> Work to complete:
Determine the number of lines holding the word "this"; answer with that number only.

* Begin Record extracts *

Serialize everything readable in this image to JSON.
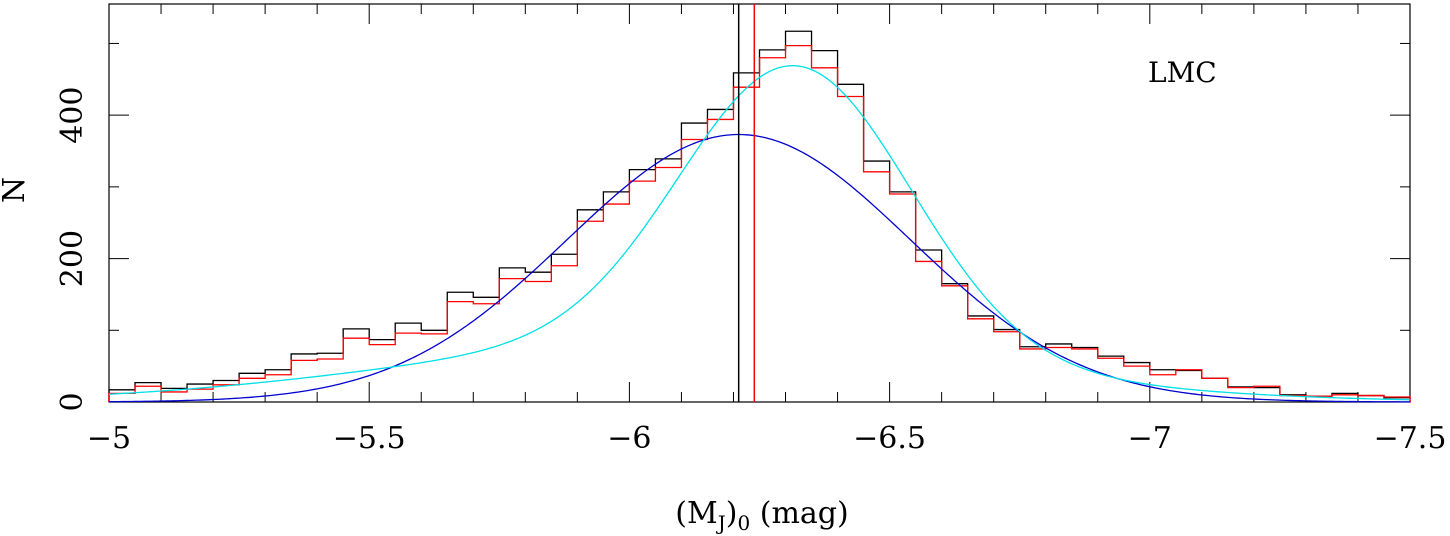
{
  "chart_data": {
    "type": "histogram",
    "annotation": "LMC",
    "xlabel": {
      "prefix": "(M",
      "sub1": "J",
      "mid": ")",
      "sub2": "0",
      "suffix": " (mag)"
    },
    "ylabel": "N",
    "xlim": [
      -5,
      -7.5
    ],
    "ylim": [
      0,
      555
    ],
    "xticks_major": [
      -5,
      -5.5,
      -6,
      -6.5,
      -7,
      -7.5
    ],
    "xtick_labels": [
      "−5",
      "−5.5",
      "−6",
      "−6.5",
      "−7",
      "−7.5"
    ],
    "yticks_major": [
      0,
      200,
      400
    ],
    "ytick_labels": [
      "0",
      "200",
      "400"
    ],
    "bin_edges": [
      -5.0,
      -5.05,
      -5.1,
      -5.15,
      -5.2,
      -5.25,
      -5.3,
      -5.35,
      -5.4,
      -5.45,
      -5.5,
      -5.55,
      -5.6,
      -5.65,
      -5.7,
      -5.75,
      -5.8,
      -5.85,
      -5.9,
      -5.95,
      -6.0,
      -6.05,
      -6.1,
      -6.15,
      -6.2,
      -6.25,
      -6.3,
      -6.35,
      -6.4,
      -6.45,
      -6.5,
      -6.55,
      -6.6,
      -6.65,
      -6.7,
      -6.75,
      -6.8,
      -6.85,
      -6.9,
      -6.95,
      -7.0,
      -7.05,
      -7.1,
      -7.15,
      -7.2,
      -7.25,
      -7.3,
      -7.35,
      -7.4,
      -7.45,
      -7.5
    ],
    "series": [
      {
        "color": "#000000",
        "counts": [
          17,
          27,
          19,
          25,
          30,
          40,
          45,
          67,
          68,
          102,
          87,
          110,
          100,
          153,
          146,
          187,
          181,
          206,
          268,
          293,
          324,
          339,
          389,
          408,
          459,
          491,
          517,
          490,
          443,
          336,
          293,
          212,
          165,
          120,
          101,
          77,
          81,
          76,
          64,
          55,
          45,
          44,
          33,
          21,
          20,
          10,
          8,
          12,
          9,
          6
        ]
      },
      {
        "color": "#ff0000",
        "counts": [
          12,
          22,
          14,
          18,
          24,
          33,
          38,
          58,
          60,
          89,
          80,
          96,
          95,
          140,
          137,
          172,
          168,
          190,
          252,
          276,
          308,
          327,
          366,
          394,
          439,
          480,
          497,
          466,
          426,
          321,
          290,
          196,
          162,
          116,
          98,
          74,
          76,
          74,
          61,
          50,
          38,
          45,
          33,
          20,
          22,
          9,
          8,
          10,
          9,
          7
        ]
      }
    ],
    "vlines": [
      {
        "x": -6.21,
        "color": "#000000"
      },
      {
        "x": -6.24,
        "color": "#ff0000"
      }
    ],
    "fits": [
      {
        "color": "#0000d0",
        "type": "gaussian",
        "amplitude": 373,
        "mean": -6.21,
        "sigma": 0.33,
        "offset": 0
      },
      {
        "color": "#00e0e8",
        "type": "gaussian_plus_background",
        "amplitude": 395,
        "mean": -6.32,
        "sigma": 0.22,
        "background": {
          "amplitude": 80,
          "mean": -6.1,
          "sigma": 0.55
        }
      }
    ]
  }
}
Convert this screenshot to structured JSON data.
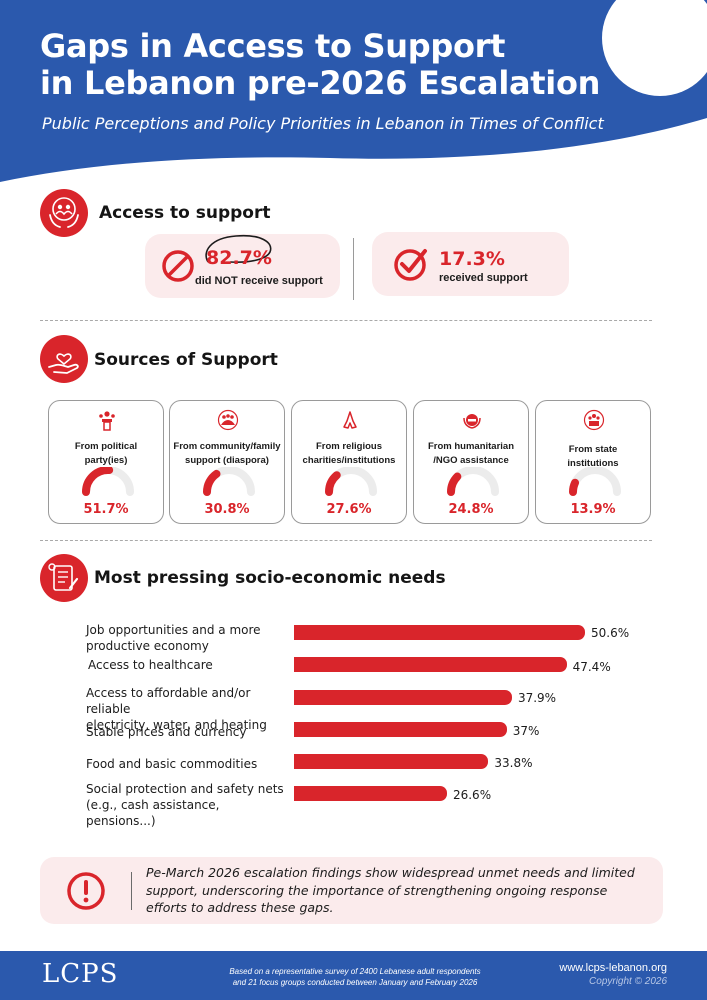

* End Record extracts *

> Solved exercise:
2